TESTO ESTRATTO:

I cromosomi X e Y si dicono cromosomi sessuali, perché la loro presenza determina il sesso di un individuo. Il sesso si eredita come gli altri caratteri ereditari, ma in questo caso è interessato un intero cromosoma  e non soltanto un gene. Nei maschi la meiosi forma metà gameti con cromosoma X e metà con cromosoma Y. Nelle femmine, invece, i gameti sono tutti di tipo X. Al momento della fecondazione sarà la presenza del cromosoma Y a determinare il sesso del nuovo individuo. La probabilità che nasca un maschio o una femmina è esattamente del 50%. Dal momento che nella specie umana il cromosoma Y proviene dal padre, si dice che è il maschio che determina il sesso del nascituro. In altre specie animali succede il contrario.

 

6         NASCITA DELLA GENETICA

Ogni essere vivente nasce da individui simili e genera individui simili a se. Così le caratteristiche di base della specie sono trasmesse attraverso le generazioni. Le leggi sulla trasmissione delle caratteristiche fisiche furono scoperte nell’800 grazie agli studi del monaco boemo Gregor Mendel. In otto anni Mendel realizzò incroci artificiali su circa 10.000 piante e studiò le conseguenze di questi incroci. Gli studi di Mendel posero le basi della genetica e formularono tre leggi.

 

7         LE LEGGI DI MENDEL

Mendel condusse esperimenti sulle piante di pisello odoroso che fecondava applicandovi il polline con un pennellino. In questi esperimenti si servì di razze pure, ad esempio che presentavano tutte fiori o semi di uno stesso colore, generati da altrettante razze pure.

Voci di dati estratti
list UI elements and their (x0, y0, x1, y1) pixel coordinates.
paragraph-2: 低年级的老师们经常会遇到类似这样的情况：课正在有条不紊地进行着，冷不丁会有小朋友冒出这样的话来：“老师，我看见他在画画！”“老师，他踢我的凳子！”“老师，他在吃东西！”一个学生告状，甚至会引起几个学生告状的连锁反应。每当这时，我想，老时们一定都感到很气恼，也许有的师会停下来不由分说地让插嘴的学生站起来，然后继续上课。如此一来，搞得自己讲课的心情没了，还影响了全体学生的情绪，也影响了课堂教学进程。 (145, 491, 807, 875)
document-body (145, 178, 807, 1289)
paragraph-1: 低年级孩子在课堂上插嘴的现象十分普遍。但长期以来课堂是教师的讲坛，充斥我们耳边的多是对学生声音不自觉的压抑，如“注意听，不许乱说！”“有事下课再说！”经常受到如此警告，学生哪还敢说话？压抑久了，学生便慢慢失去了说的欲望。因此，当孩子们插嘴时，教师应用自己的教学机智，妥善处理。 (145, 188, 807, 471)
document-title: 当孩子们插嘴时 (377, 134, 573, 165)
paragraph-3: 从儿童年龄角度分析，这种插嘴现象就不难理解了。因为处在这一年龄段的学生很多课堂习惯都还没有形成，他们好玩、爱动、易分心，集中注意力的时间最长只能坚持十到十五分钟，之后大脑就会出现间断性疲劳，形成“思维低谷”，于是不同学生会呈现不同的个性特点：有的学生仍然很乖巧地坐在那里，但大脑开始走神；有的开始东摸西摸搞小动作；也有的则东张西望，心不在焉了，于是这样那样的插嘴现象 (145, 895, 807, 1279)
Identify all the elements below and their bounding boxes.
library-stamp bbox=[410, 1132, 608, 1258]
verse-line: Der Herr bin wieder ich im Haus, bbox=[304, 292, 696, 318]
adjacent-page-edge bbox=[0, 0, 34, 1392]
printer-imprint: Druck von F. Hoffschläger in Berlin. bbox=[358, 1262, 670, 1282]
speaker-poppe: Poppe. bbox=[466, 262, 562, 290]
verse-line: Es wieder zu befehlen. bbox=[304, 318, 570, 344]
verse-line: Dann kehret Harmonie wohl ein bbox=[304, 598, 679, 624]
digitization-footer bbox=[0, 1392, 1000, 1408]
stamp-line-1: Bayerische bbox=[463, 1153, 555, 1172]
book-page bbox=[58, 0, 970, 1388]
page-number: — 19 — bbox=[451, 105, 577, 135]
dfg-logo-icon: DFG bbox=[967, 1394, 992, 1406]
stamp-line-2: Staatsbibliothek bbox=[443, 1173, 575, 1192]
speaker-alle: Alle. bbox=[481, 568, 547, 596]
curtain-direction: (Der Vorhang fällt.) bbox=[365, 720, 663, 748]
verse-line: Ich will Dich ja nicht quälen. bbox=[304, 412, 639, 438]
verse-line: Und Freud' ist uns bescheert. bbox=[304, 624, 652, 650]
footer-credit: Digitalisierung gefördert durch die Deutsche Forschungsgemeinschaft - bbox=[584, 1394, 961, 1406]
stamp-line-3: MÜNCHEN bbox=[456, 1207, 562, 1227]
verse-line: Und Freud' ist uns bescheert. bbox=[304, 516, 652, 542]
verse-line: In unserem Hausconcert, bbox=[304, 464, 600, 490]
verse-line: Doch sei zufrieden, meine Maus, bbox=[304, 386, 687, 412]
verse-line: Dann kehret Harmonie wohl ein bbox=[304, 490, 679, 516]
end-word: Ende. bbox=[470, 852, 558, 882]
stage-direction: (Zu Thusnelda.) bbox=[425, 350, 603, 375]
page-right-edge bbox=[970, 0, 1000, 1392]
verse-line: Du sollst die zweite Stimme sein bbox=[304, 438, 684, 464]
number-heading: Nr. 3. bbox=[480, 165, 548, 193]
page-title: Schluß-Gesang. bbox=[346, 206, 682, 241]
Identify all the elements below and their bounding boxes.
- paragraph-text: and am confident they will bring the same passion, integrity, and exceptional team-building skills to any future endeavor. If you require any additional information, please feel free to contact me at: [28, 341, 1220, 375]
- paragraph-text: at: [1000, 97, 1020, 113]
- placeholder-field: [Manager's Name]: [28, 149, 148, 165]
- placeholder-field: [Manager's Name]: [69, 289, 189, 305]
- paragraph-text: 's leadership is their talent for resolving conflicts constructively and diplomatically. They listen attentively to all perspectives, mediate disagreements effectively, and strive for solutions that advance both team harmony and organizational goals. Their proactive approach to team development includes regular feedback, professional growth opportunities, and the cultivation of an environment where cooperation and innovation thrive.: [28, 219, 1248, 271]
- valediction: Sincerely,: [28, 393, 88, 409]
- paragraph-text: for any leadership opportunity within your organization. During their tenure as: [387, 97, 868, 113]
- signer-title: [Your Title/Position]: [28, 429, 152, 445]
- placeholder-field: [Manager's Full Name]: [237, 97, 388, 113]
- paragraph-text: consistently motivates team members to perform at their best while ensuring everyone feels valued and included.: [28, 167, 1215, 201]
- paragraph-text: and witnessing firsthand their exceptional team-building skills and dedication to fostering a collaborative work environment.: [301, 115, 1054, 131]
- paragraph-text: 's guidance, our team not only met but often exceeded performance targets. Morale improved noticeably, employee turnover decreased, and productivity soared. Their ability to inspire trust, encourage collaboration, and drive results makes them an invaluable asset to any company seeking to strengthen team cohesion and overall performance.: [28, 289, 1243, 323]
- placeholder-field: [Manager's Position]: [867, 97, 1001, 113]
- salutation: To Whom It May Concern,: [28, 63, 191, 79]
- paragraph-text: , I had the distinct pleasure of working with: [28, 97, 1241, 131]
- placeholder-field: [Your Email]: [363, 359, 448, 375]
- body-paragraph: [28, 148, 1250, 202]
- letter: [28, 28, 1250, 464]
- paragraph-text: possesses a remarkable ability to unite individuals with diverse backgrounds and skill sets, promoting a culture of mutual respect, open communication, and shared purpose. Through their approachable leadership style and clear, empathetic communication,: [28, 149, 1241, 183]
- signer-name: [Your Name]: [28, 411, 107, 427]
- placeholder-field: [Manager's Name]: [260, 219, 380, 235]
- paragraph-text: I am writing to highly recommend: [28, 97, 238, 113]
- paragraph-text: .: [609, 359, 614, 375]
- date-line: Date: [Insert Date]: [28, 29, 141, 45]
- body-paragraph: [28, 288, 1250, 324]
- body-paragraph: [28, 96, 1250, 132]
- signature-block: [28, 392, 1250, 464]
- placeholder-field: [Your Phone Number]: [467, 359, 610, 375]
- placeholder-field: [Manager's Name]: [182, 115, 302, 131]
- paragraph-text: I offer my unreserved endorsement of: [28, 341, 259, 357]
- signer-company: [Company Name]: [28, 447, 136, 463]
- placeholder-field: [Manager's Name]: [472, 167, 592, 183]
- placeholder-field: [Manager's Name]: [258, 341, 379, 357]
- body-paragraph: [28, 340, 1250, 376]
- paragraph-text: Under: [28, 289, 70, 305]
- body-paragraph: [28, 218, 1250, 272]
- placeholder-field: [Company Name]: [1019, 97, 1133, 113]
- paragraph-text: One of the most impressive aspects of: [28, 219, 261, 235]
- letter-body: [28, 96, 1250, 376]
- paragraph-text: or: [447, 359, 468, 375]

CONSEGNE DELL'ESERCIZIO:
A. Trascrivi fedelmente il brano del testo sulla genetica che va da "Ogni essere vivente" a "altrettante razze pure.".
B. Scrivi il seguito del testo sulla genetica, riprendendo subito dopo la sua ultima frase.

RISPOSTE PER CONSEGNA:
A.
Ogni essere vivente nasce da individui simili e genera individui simili a se. Così le caratteristiche di base della specie sono trasmesse attraverso le generazioni. Le leggi sulla trasmissione delle caratteristiche fisiche furono scoperte nell’800 grazie agli studi del monaco boemo Gregor Mendel. In otto anni Mendel realizzò incroci artificiali su circa 10.000 piante e studiò le conseguenze di questi incroci. Gli studi di Mendel posero le basi della genetica e formularono tre leggi.

 

7         LE LEGGI DI MENDEL

Mendel condusse esperimenti sulle piante di pisello odoroso che fecondava applicandovi il polline con un pennellino. In questi esperimenti si servì di razze pure, ad esempio che presentavano tutte fiori o semi di uno stesso colore, generati da altrettante razze pure.

B.
7.1       Prima legge di Mendel

Mendel incrociò due razze pure: una di piselli gialli e una di piselli verdi. La prima generazione di piselli nati da quest’incrocio erano tutti gialli, il colore verde era scomparso. Questi nuovi piselli, essendo stati generati da piselli di colore diverso, ovvero con caratteri diversi, non erano più puri, ma ibridi. Compiendo molti esperimenti Mendel giunse alla conclusione che nella trasmissione ereditaria alcuni caratteri dominavano su altri. I primi furono chiamati appunto, caratteri dominanti, i secondi caratteri recessivi.

Quindi la prima legge di Mendel, detta anche della dominanza dei caratteri afferma che: “incrociando tra loro individui di razze pure, ma con diversi caratteri, si ottiene una prima generazione che presenta solo uno dei due caratteri, quello definito dominante”.

7.2       Seconda legge di Mendel

Le piante che nacquero dalla seconda generazione non erano tutte uguali: alcune erano di piselli gialli, altre di piselli verdi. Il colore che era stato sopraffatto dal carattere dominante della prima generazione, nella seconda generazione ricompariva per ¼ del numero complessivo delle piante (25%).  Per spiegare la cosa Mendel pensò che i caratteri ereditari fossero determinati non da un solo fattore, ma da una coppia di fattori (quelli che Mendel chiamava fattori, sono i geni). Nelle piante con caratteri puri la coppia doveva essere stata formata da fattori uguali tra loro: Omozigoti. Mendel comprese che gli ibridi della prima generazione ereditavano un fattore da un genitore e uno dall’altro, divenendo così eterozigoti.

La seconda Legge di Mendel dice che: ”i caratteri provenienti da due genitori non si mescolano nell’ibrido, ma si segregano, cioè si separano nel momento in cui l’ibrido forma i propri gameti”.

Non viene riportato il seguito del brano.